**Stated task**
Repeat each entry as written and leave the images out of the copy.

**Extracted information**

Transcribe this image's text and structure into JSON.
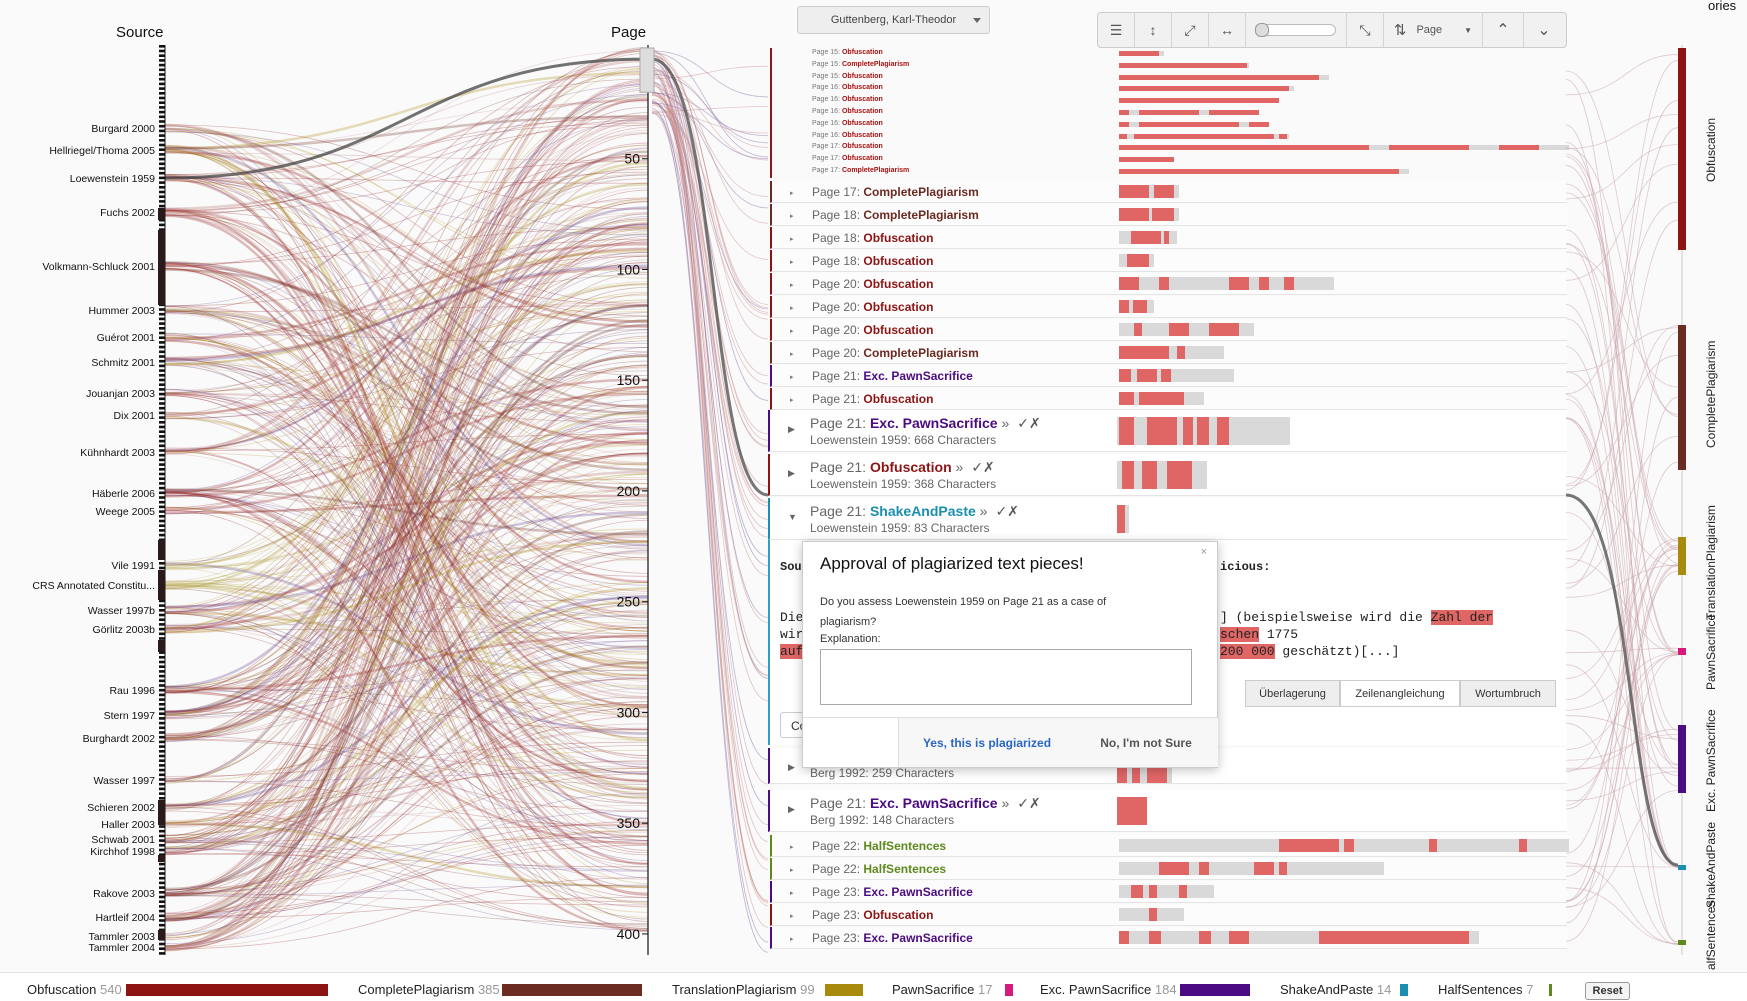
{
  "columns": {
    "source_title": "Source",
    "page_title": "Page",
    "categories_title": "ories"
  },
  "sources": [
    "Burgard 2000",
    "Hellriegel/Thoma 2005",
    "Loewenstein 1959",
    "Fuchs 2002",
    "Volkmann-Schluck 2001",
    "Hummer 2003",
    "Guérot 2001",
    "Schmitz 2001",
    "Jouanjan 2003",
    "Dix 2001",
    "Kühnhardt 2003",
    "Häberle 2006",
    "Weege 2005",
    "Vile 1991",
    "CRS Annotated Constitu...",
    "Wasser 1997b",
    "Görlitz 2003b",
    "Rau 1996",
    "Stern 1997",
    "Burghardt 2002",
    "Wasser 1997",
    "Schieren 2002",
    "Haller 2003",
    "Schwab 2001",
    "Kirchhof 1998",
    "Rakove 2003",
    "Hartleif 2004",
    "Tammler 2003",
    "Tammler 2004"
  ],
  "page_ticks": [
    "50",
    "100",
    "150",
    "200",
    "250",
    "300",
    "350",
    "400"
  ],
  "author_select": {
    "value": "Guttenberg, Karl-Theodor"
  },
  "toolbar": {
    "sort_label": "Page"
  },
  "mini_rows": [
    {
      "page": "Page 15:",
      "cat": "Obfuscation"
    },
    {
      "page": "Page 15:",
      "cat": "CompletePlagiarism"
    },
    {
      "page": "Page 15:",
      "cat": "Obfuscation"
    },
    {
      "page": "Page 16:",
      "cat": "Obfuscation"
    },
    {
      "page": "Page 16:",
      "cat": "Obfuscation"
    },
    {
      "page": "Page 16:",
      "cat": "Obfuscation"
    },
    {
      "page": "Page 16:",
      "cat": "Obfuscation"
    },
    {
      "page": "Page 16:",
      "cat": "Obfuscation"
    },
    {
      "page": "Page 17:",
      "cat": "Obfuscation"
    },
    {
      "page": "Page 17:",
      "cat": "Obfuscation"
    },
    {
      "page": "Page 17:",
      "cat": "CompletePlagiarism"
    }
  ],
  "rows": [
    {
      "page": "Page 17:",
      "cat": "CompletePlagiarism"
    },
    {
      "page": "Page 18:",
      "cat": "CompletePlagiarism"
    },
    {
      "page": "Page 18:",
      "cat": "Obfuscation"
    },
    {
      "page": "Page 18:",
      "cat": "Obfuscation"
    },
    {
      "page": "Page 20:",
      "cat": "Obfuscation"
    },
    {
      "page": "Page 20:",
      "cat": "Obfuscation"
    },
    {
      "page": "Page 20:",
      "cat": "Obfuscation"
    },
    {
      "page": "Page 20:",
      "cat": "CompletePlagiarism"
    },
    {
      "page": "Page 21:",
      "cat": "Exc. PawnSacrifice"
    },
    {
      "page": "Page 21:",
      "cat": "Obfuscation"
    }
  ],
  "big_rows": [
    {
      "page": "Page 21:",
      "cat": "Exc. PawnSacrifice",
      "arrow": "»",
      "checks": "✓✗",
      "sub": "Loewenstein 1959: 668 Characters"
    },
    {
      "page": "Page 21:",
      "cat": "Obfuscation",
      "arrow": "»",
      "checks": "✓✗",
      "sub": "Loewenstein 1959: 368 Characters"
    },
    {
      "page": "Page 21:",
      "cat": "ShakeAndPaste",
      "arrow": "»",
      "checks": "✓✗",
      "sub": "Loewenstein 1959: 83 Characters"
    }
  ],
  "detail": {
    "source_head": "Sou",
    "susp_head": "icious:",
    "left_lines": [
      "Die",
      "wir",
      "auf"
    ],
    "right_line1_pre": "] (beispielsweise wird die ",
    "right_line1_hl": "Zahl der",
    "right_line2_hl": "schen",
    "right_line2_post": " 1775",
    "right_line3_hl": "200 000",
    "right_line3_post": " geschätzt)[...]",
    "collapsed_prefix": "Co",
    "buttons": [
      "Überlagerung",
      "Zeilenangleichung",
      "Wortumbruch"
    ]
  },
  "after_rows": [
    {
      "sub": "Berg 1992: 259 Characters"
    },
    {
      "page": "Page 21:",
      "cat": "Exc. PawnSacrifice",
      "arrow": "»",
      "checks": "✓✗",
      "sub": "Berg 1992: 148 Characters"
    }
  ],
  "tail_rows": [
    {
      "page": "Page 22:",
      "cat": "HalfSentences"
    },
    {
      "page": "Page 22:",
      "cat": "HalfSentences"
    },
    {
      "page": "Page 23:",
      "cat": "Exc. PawnSacrifice"
    },
    {
      "page": "Page 23:",
      "cat": "Obfuscation"
    },
    {
      "page": "Page 23:",
      "cat": "Exc. PawnSacrifice"
    }
  ],
  "modal": {
    "title": "Approval of plagiarized text pieces!",
    "close": "×",
    "question": "Do you assess Loewenstein 1959 on Page 21 as a case of plagiarism?",
    "explanation_label": "Explanation:",
    "yes": "Yes, this is plagiarized",
    "no": "No, I'm not Sure"
  },
  "categories": [
    {
      "name": "Obfuscation",
      "count": "540",
      "color": "#8e1414"
    },
    {
      "name": "CompletePlagiarism",
      "count": "385",
      "color": "#6b2a22"
    },
    {
      "name": "TranslationPlagiarism",
      "count": "99",
      "color": "#a88a0c"
    },
    {
      "name": "PawnSacrifice",
      "count": "17",
      "color": "#d6197a"
    },
    {
      "name": "Exc. PawnSacrifice",
      "count": "184",
      "color": "#4b0b82"
    },
    {
      "name": "ShakeAndPaste",
      "count": "14",
      "color": "#1a8fb0"
    },
    {
      "name": "HalfSentences",
      "count": "7",
      "color": "#5e8a1c"
    }
  ],
  "right_axis_labels": [
    "Obfuscation",
    "CompletePlagiarism",
    "TranslationPlagiarism",
    "PawnSacrifice",
    "Exc. PawnSacrifice",
    "ShakeAndPaste",
    "alfSentences"
  ],
  "reset_label": "Reset"
}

**Full response**
Transcribe this image's text and structure into JSON.
{
  "columns": {
    "source_title": "Source",
    "page_title": "Page",
    "categories_title": "ories"
  },
  "sources": [
    "Burgard 2000",
    "Hellriegel/Thoma 2005",
    "Loewenstein 1959",
    "Fuchs 2002",
    "Volkmann-Schluck 2001",
    "Hummer 2003",
    "Guérot 2001",
    "Schmitz 2001",
    "Jouanjan 2003",
    "Dix 2001",
    "Kühnhardt 2003",
    "Häberle 2006",
    "Weege 2005",
    "Vile 1991",
    "CRS Annotated Constitu...",
    "Wasser 1997b",
    "Görlitz 2003b",
    "Rau 1996",
    "Stern 1997",
    "Burghardt 2002",
    "Wasser 1997",
    "Schieren 2002",
    "Haller 2003",
    "Schwab 2001",
    "Kirchhof 1998",
    "Rakove 2003",
    "Hartleif 2004",
    "Tammler 2003",
    "Tammler 2004"
  ],
  "page_ticks": [
    "50",
    "100",
    "150",
    "200",
    "250",
    "300",
    "350",
    "400"
  ],
  "author_select": {
    "value": "Guttenberg, Karl-Theodor"
  },
  "toolbar": {
    "sort_label": "Page"
  },
  "mini_rows": [
    {
      "page": "Page 15:",
      "cat": "Obfuscation"
    },
    {
      "page": "Page 15:",
      "cat": "CompletePlagiarism"
    },
    {
      "page": "Page 15:",
      "cat": "Obfuscation"
    },
    {
      "page": "Page 16:",
      "cat": "Obfuscation"
    },
    {
      "page": "Page 16:",
      "cat": "Obfuscation"
    },
    {
      "page": "Page 16:",
      "cat": "Obfuscation"
    },
    {
      "page": "Page 16:",
      "cat": "Obfuscation"
    },
    {
      "page": "Page 16:",
      "cat": "Obfuscation"
    },
    {
      "page": "Page 17:",
      "cat": "Obfuscation"
    },
    {
      "page": "Page 17:",
      "cat": "Obfuscation"
    },
    {
      "page": "Page 17:",
      "cat": "CompletePlagiarism"
    }
  ],
  "rows": [
    {
      "page": "Page 17:",
      "cat": "CompletePlagiarism"
    },
    {
      "page": "Page 18:",
      "cat": "CompletePlagiarism"
    },
    {
      "page": "Page 18:",
      "cat": "Obfuscation"
    },
    {
      "page": "Page 18:",
      "cat": "Obfuscation"
    },
    {
      "page": "Page 20:",
      "cat": "Obfuscation"
    },
    {
      "page": "Page 20:",
      "cat": "Obfuscation"
    },
    {
      "page": "Page 20:",
      "cat": "Obfuscation"
    },
    {
      "page": "Page 20:",
      "cat": "CompletePlagiarism"
    },
    {
      "page": "Page 21:",
      "cat": "Exc. PawnSacrifice"
    },
    {
      "page": "Page 21:",
      "cat": "Obfuscation"
    }
  ],
  "big_rows": [
    {
      "page": "Page 21:",
      "cat": "Exc. PawnSacrifice",
      "arrow": "»",
      "checks": "✓✗",
      "sub": "Loewenstein 1959: 668 Characters"
    },
    {
      "page": "Page 21:",
      "cat": "Obfuscation",
      "arrow": "»",
      "checks": "✓✗",
      "sub": "Loewenstein 1959: 368 Characters"
    },
    {
      "page": "Page 21:",
      "cat": "ShakeAndPaste",
      "arrow": "»",
      "checks": "✓✗",
      "sub": "Loewenstein 1959: 83 Characters"
    }
  ],
  "detail": {
    "source_head": "Sou",
    "susp_head": "icious:",
    "left_lines": [
      "Die",
      "wir",
      "auf"
    ],
    "right_line1_pre": "] (beispielsweise wird die ",
    "right_line1_hl": "Zahl der",
    "right_line2_hl": "schen",
    "right_line2_post": " 1775",
    "right_line3_hl": "200 000",
    "right_line3_post": " geschätzt)[...]",
    "collapsed_prefix": "Co",
    "buttons": [
      "Überlagerung",
      "Zeilenangleichung",
      "Wortumbruch"
    ]
  },
  "after_rows": [
    {
      "sub": "Berg 1992: 259 Characters"
    },
    {
      "page": "Page 21:",
      "cat": "Exc. PawnSacrifice",
      "arrow": "»",
      "checks": "✓✗",
      "sub": "Berg 1992: 148 Characters"
    }
  ],
  "tail_rows": [
    {
      "page": "Page 22:",
      "cat": "HalfSentences"
    },
    {
      "page": "Page 22:",
      "cat": "HalfSentences"
    },
    {
      "page": "Page 23:",
      "cat": "Exc. PawnSacrifice"
    },
    {
      "page": "Page 23:",
      "cat": "Obfuscation"
    },
    {
      "page": "Page 23:",
      "cat": "Exc. PawnSacrifice"
    }
  ],
  "modal": {
    "title": "Approval of plagiarized text pieces!",
    "close": "×",
    "question": "Do you assess Loewenstein 1959 on Page 21 as a case of plagiarism?",
    "explanation_label": "Explanation:",
    "yes": "Yes, this is plagiarized",
    "no": "No, I'm not Sure"
  },
  "categories": [
    {
      "name": "Obfuscation",
      "count": "540",
      "color": "#8e1414"
    },
    {
      "name": "CompletePlagiarism",
      "count": "385",
      "color": "#6b2a22"
    },
    {
      "name": "TranslationPlagiarism",
      "count": "99",
      "color": "#a88a0c"
    },
    {
      "name": "PawnSacrifice",
      "count": "17",
      "color": "#d6197a"
    },
    {
      "name": "Exc. PawnSacrifice",
      "count": "184",
      "color": "#4b0b82"
    },
    {
      "name": "ShakeAndPaste",
      "count": "14",
      "color": "#1a8fb0"
    },
    {
      "name": "HalfSentences",
      "count": "7",
      "color": "#5e8a1c"
    }
  ],
  "right_axis_labels": [
    "Obfuscation",
    "CompletePlagiarism",
    "TranslationPlagiarism",
    "PawnSacrifice",
    "Exc. PawnSacrifice",
    "ShakeAndPaste",
    "alfSentences"
  ],
  "reset_label": "Reset"
}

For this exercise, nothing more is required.